**YOUR GOAL**
Search the material for the word "JSON" and report each line where it turns up.

____________

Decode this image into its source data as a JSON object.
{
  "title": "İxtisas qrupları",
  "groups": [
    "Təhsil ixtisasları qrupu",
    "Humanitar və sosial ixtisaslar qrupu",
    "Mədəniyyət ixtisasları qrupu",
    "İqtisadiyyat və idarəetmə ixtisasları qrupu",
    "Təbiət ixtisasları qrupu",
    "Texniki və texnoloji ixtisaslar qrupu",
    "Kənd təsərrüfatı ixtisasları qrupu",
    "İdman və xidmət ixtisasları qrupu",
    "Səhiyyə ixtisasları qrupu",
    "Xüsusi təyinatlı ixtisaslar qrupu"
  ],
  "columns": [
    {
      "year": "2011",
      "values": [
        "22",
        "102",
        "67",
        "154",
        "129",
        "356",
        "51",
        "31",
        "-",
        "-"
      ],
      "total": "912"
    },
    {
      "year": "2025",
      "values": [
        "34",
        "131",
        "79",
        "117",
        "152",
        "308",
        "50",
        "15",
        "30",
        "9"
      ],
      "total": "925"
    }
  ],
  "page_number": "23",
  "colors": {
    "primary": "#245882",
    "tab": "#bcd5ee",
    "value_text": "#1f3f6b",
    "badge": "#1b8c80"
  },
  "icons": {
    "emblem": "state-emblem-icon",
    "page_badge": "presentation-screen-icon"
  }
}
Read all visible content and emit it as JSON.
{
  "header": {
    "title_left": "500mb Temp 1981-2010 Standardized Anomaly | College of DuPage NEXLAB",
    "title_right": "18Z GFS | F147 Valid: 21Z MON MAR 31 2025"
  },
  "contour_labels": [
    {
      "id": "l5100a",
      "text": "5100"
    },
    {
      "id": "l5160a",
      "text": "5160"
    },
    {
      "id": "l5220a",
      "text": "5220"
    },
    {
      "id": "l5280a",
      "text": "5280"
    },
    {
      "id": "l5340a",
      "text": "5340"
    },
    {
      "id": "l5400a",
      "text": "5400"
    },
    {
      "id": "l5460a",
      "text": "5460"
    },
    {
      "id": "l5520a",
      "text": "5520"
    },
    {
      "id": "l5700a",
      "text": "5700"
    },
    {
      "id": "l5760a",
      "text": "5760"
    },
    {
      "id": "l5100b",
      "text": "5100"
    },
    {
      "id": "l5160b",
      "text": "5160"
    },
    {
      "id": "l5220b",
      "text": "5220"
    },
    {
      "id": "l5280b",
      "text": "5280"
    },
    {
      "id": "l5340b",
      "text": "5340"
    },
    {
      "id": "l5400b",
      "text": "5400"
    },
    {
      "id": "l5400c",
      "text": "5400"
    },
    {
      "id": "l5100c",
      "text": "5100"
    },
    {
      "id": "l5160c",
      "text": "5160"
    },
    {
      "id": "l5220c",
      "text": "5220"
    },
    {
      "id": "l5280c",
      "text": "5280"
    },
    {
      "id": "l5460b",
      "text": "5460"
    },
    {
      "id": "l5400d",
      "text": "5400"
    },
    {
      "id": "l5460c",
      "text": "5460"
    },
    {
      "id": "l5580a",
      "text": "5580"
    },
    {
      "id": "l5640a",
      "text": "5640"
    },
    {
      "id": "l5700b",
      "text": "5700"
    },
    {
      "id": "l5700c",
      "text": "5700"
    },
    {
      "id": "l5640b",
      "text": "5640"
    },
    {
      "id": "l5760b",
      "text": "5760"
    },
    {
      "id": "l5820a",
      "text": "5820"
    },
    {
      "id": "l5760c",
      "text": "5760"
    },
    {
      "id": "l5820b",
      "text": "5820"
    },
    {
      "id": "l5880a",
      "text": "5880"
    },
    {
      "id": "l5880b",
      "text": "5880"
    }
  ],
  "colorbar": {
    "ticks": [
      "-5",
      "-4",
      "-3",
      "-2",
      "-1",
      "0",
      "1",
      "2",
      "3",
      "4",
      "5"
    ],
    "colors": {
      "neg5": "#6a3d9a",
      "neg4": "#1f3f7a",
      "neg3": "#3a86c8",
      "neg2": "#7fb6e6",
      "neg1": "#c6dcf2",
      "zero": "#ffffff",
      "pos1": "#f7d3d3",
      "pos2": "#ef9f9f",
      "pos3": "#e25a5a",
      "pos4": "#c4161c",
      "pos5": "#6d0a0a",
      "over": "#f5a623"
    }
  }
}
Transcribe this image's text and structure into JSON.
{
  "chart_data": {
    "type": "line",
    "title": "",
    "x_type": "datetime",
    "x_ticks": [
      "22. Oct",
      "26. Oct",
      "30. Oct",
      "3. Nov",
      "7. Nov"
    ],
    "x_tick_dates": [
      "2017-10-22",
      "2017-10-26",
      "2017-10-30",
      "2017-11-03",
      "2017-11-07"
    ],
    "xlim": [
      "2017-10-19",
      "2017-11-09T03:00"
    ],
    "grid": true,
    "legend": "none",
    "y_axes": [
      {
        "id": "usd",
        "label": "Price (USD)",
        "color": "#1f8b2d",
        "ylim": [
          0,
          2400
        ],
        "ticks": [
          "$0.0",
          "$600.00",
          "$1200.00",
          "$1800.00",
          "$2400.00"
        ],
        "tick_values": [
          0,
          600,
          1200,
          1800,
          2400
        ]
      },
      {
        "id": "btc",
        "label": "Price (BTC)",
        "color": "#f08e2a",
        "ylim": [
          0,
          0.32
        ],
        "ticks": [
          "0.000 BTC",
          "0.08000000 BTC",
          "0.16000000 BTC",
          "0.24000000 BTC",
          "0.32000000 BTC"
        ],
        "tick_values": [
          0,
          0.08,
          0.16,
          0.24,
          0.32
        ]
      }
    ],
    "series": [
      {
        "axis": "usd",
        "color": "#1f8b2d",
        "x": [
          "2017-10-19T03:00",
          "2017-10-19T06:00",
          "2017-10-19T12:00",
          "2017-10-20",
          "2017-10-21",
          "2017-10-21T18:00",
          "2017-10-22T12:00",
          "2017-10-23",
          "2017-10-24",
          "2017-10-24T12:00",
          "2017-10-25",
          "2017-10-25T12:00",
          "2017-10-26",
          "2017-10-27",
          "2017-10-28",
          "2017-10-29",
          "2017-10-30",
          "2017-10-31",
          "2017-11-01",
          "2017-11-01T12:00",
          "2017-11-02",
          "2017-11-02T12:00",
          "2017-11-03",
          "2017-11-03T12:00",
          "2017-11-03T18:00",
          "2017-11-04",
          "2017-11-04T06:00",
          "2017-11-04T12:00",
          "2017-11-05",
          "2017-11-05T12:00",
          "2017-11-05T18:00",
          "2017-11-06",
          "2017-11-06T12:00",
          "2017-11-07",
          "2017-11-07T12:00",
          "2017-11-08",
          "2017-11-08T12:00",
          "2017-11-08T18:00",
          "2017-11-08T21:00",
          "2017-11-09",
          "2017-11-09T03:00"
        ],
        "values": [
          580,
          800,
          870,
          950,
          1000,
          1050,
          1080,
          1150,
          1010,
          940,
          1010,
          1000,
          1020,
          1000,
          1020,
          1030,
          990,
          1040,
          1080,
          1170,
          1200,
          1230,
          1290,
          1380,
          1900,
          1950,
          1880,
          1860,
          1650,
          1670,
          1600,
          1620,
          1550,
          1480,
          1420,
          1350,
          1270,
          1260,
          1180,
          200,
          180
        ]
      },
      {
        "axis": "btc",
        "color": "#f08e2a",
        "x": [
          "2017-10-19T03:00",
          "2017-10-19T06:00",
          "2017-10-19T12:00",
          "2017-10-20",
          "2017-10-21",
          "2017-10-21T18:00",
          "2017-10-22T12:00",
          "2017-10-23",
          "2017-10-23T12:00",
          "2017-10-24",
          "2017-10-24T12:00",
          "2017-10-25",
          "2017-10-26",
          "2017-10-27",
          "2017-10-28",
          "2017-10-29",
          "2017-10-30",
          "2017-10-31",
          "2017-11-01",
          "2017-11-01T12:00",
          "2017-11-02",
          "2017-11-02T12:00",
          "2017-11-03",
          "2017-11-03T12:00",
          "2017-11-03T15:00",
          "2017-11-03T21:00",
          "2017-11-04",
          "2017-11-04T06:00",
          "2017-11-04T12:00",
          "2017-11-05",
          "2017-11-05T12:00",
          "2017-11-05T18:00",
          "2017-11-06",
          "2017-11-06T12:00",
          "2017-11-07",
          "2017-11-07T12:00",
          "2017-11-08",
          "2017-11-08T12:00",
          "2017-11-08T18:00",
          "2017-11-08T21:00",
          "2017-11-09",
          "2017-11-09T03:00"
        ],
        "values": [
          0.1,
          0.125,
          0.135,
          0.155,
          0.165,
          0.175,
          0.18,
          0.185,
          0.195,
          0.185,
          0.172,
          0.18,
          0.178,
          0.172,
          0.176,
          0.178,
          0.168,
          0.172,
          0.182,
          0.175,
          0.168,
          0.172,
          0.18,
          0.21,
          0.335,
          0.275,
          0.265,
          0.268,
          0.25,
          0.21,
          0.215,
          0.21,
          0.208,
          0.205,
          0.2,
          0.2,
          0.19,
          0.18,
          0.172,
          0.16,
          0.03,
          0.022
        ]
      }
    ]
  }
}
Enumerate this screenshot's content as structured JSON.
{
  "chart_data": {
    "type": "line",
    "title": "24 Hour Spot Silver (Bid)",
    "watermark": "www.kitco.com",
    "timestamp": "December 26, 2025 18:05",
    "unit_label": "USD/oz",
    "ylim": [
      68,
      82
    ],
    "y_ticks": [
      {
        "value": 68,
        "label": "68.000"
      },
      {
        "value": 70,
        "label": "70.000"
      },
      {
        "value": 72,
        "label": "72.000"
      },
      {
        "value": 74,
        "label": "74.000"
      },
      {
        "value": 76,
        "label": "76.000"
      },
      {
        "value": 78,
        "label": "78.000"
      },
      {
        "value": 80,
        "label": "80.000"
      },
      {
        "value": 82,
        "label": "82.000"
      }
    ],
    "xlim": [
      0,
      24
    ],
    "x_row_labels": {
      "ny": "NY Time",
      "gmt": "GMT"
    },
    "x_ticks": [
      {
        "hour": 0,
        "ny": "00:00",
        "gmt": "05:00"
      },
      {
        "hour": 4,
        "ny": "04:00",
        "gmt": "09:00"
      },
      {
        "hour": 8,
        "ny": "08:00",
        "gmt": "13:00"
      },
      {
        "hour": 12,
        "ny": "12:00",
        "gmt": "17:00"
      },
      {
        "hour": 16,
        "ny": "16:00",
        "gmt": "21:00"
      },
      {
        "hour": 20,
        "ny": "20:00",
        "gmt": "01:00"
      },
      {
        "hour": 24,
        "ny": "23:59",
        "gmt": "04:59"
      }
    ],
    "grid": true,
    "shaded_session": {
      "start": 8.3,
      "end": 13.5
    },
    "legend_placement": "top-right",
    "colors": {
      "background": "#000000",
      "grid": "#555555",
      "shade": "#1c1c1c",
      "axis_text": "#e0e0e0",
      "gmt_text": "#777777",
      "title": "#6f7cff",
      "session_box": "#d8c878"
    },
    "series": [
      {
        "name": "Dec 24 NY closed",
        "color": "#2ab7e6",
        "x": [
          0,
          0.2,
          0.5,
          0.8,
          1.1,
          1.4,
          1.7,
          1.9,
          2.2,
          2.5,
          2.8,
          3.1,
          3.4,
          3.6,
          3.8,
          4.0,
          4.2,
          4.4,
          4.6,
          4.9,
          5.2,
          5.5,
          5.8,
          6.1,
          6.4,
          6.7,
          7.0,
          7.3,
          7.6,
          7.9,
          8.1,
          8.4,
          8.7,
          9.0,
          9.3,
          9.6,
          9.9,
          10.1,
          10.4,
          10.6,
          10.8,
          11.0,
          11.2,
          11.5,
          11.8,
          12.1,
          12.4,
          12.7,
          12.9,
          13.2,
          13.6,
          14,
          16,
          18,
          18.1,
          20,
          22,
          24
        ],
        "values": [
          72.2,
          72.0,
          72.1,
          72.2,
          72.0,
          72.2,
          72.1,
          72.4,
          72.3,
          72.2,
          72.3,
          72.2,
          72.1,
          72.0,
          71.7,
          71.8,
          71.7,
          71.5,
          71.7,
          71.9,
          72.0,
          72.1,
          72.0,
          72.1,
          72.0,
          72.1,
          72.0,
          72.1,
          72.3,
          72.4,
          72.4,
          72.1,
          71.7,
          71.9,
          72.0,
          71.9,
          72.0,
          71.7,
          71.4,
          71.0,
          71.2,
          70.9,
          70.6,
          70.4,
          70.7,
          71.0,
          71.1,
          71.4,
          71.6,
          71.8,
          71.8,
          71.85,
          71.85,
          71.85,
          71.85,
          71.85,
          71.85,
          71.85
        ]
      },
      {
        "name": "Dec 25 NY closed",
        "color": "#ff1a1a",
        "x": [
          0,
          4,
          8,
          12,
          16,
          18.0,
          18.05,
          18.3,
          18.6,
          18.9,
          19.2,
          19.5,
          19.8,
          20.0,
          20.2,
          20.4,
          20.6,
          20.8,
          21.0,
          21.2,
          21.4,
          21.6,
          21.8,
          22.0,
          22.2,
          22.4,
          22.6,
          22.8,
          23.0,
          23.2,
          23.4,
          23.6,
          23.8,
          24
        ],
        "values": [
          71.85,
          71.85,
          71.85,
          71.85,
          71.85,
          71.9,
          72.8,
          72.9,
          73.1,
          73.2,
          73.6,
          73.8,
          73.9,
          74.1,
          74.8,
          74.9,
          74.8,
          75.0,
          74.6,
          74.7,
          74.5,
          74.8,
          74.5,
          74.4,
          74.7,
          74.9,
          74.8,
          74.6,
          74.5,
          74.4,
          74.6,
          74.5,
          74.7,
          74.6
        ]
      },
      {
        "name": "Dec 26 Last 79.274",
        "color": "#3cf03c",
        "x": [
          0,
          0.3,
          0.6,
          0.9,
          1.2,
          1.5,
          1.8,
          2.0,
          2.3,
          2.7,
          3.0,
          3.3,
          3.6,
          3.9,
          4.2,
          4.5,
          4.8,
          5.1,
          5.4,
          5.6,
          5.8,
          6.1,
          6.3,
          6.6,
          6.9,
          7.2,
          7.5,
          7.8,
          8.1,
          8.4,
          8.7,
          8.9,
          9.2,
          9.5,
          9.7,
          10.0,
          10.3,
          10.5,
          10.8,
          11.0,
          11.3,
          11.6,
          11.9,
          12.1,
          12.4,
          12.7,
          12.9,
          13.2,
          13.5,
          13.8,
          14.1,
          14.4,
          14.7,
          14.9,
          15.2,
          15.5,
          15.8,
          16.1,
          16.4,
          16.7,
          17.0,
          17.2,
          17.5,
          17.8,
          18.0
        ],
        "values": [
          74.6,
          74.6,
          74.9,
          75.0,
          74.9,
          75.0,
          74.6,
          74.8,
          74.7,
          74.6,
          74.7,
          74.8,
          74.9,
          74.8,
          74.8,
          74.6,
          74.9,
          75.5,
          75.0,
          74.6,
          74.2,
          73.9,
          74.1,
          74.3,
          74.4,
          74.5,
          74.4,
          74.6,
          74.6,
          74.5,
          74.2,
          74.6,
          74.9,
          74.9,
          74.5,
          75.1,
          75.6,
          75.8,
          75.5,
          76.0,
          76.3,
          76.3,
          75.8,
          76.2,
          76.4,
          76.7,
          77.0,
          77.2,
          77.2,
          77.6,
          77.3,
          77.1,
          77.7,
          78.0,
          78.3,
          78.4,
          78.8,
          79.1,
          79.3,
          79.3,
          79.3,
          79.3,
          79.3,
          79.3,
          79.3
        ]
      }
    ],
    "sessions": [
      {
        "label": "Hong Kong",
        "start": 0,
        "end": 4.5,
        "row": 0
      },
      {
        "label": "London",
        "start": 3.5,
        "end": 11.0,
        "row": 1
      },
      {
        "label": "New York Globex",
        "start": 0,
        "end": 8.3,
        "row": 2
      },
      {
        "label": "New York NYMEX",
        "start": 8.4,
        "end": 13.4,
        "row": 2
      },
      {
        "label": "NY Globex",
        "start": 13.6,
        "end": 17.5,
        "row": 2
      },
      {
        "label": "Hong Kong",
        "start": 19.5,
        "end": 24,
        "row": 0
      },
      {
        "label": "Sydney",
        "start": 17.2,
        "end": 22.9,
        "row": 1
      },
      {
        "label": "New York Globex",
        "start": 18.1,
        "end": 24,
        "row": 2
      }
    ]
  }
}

____________

**EXERCISE OUTPUT**
Decode this image into its source data as a JSON object.
Read all visible content and emit it as JSON.
Transcribe this image's text and structure into JSON.
Enumerate this screenshot's content as structured JSON.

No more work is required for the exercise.